§ TASK TO CARRY OUT
Single out the lines that include the word "ylabel". Copy them.

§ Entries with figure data
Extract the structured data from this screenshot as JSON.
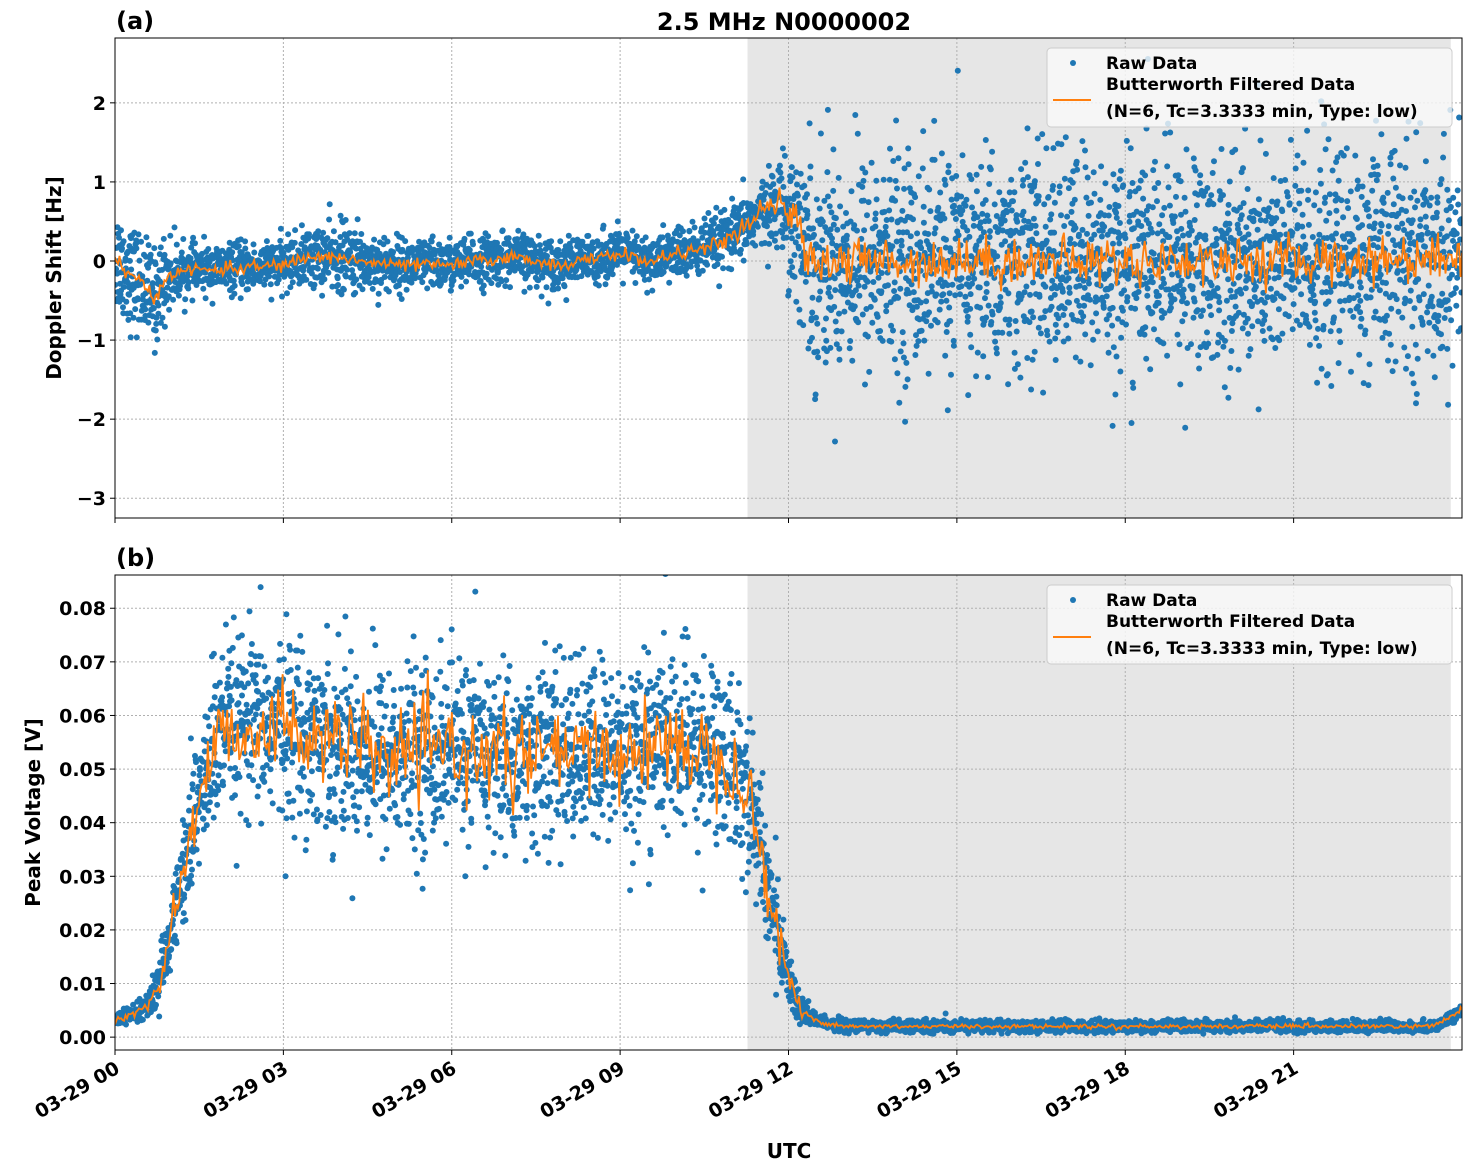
{
  "chart_data": {
    "type": "scatter+line",
    "title": "2.5 MHz N0000002",
    "xlabel": "UTC",
    "x_ticks": {
      "hours": [
        0,
        3,
        6,
        9,
        12,
        15,
        18,
        21
      ],
      "labels": [
        "03-29 00",
        "03-29 03",
        "03-29 06",
        "03-29 09",
        "03-29 12",
        "03-29 15",
        "03-29 18",
        "03-29 21"
      ]
    },
    "xlim_hours": [
      0,
      24
    ],
    "shaded_region_hours": [
      11.27,
      23.8
    ],
    "grid": true,
    "colors": {
      "raw": "#1f77b4",
      "filtered": "#ff7f0e",
      "shade": "#e6e6e6"
    },
    "legend": {
      "placement": "top-right",
      "entries": [
        "Raw Data",
        "Butterworth Filtered Data",
        "(N=6, Tc=3.3333 min, Type: low)"
      ]
    },
    "panels": [
      {
        "label": "(a)",
        "ylabel": "Doppler Shift [Hz]",
        "ylim": [
          -3.25,
          2.82
        ],
        "y_ticks": [
          2,
          1,
          0,
          -1,
          -2,
          -3
        ],
        "y_tick_labels": [
          "2",
          "1",
          "0",
          "−1",
          "−2",
          "−3"
        ],
        "filtered": {
          "x": [
            0,
            0.3,
            0.5,
            0.7,
            0.9,
            1.2,
            2,
            3,
            3.5,
            4,
            4.5,
            5,
            6,
            7,
            7.5,
            8,
            9,
            9.5,
            10,
            10.5,
            11,
            11.5,
            11.9,
            12.1,
            12.3,
            12.5,
            13,
            15,
            18,
            21,
            24
          ],
          "y": [
            0.05,
            -0.2,
            -0.3,
            -0.5,
            -0.2,
            -0.12,
            -0.1,
            -0.05,
            0.05,
            0.05,
            -0.02,
            -0.05,
            -0.05,
            0.05,
            0,
            -0.05,
            0.1,
            -0.02,
            0.1,
            0.15,
            0.3,
            0.6,
            0.75,
            0.5,
            0.2,
            0,
            0,
            0,
            0,
            0,
            0.05
          ],
          "noise": [
            0.04,
            0.04,
            0.04,
            0.04,
            0.04,
            0.04,
            0.04,
            0.04,
            0.04,
            0.04,
            0.04,
            0.04,
            0.04,
            0.04,
            0.04,
            0.04,
            0.04,
            0.04,
            0.04,
            0.04,
            0.05,
            0.08,
            0.1,
            0.12,
            0.15,
            0.15,
            0.15,
            0.15,
            0.15,
            0.15,
            0.15
          ]
        },
        "raw_spread": {
          "x": [
            0,
            0.8,
            1.2,
            3,
            4,
            5,
            9,
            11,
            11.8,
            12.2,
            12.5,
            24
          ],
          "y": [
            0.45,
            0.4,
            0.2,
            0.2,
            0.3,
            0.22,
            0.2,
            0.25,
            0.3,
            0.8,
            0.9,
            0.9
          ]
        }
      },
      {
        "label": "(b)",
        "ylabel": "Peak Voltage [V]",
        "ylim": [
          -0.0024,
          0.0862
        ],
        "y_ticks": [
          0,
          0.01,
          0.02,
          0.03,
          0.04,
          0.05,
          0.06,
          0.07,
          0.08
        ],
        "y_tick_labels": [
          "0.00",
          "0.01",
          "0.02",
          "0.03",
          "0.04",
          "0.05",
          "0.06",
          "0.07",
          "0.08"
        ],
        "filtered": {
          "x": [
            0,
            0.5,
            0.8,
            1,
            1.3,
            1.5,
            1.8,
            2,
            3,
            4,
            5,
            6,
            7,
            8,
            9,
            10,
            11,
            11.3,
            11.6,
            11.9,
            12.2,
            12.5,
            13,
            19,
            23.5,
            24
          ],
          "y": [
            0.003,
            0.005,
            0.01,
            0.02,
            0.035,
            0.045,
            0.055,
            0.057,
            0.058,
            0.055,
            0.052,
            0.054,
            0.052,
            0.053,
            0.053,
            0.055,
            0.052,
            0.045,
            0.03,
            0.015,
            0.005,
            0.003,
            0.002,
            0.002,
            0.002,
            0.005
          ],
          "noise": [
            0.0003,
            0.0005,
            0.001,
            0.002,
            0.003,
            0.004,
            0.004,
            0.004,
            0.004,
            0.004,
            0.004,
            0.004,
            0.004,
            0.004,
            0.004,
            0.004,
            0.004,
            0.004,
            0.003,
            0.002,
            0.001,
            0.0003,
            0.0002,
            0.0002,
            0.0002,
            0.0005
          ]
        },
        "raw_spread": {
          "x": [
            0,
            0.5,
            1,
            1.5,
            2,
            11,
            11.6,
            12,
            12.5,
            24
          ],
          "y": [
            0.0008,
            0.0015,
            0.005,
            0.01,
            0.012,
            0.012,
            0.009,
            0.004,
            0.0008,
            0.0008
          ]
        }
      }
    ]
  }
}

§ SOLUTION TO THIS TASK
        "ylabel": "Doppler Shift [Hz]",
        "ylabel": "Peak Voltage [V]",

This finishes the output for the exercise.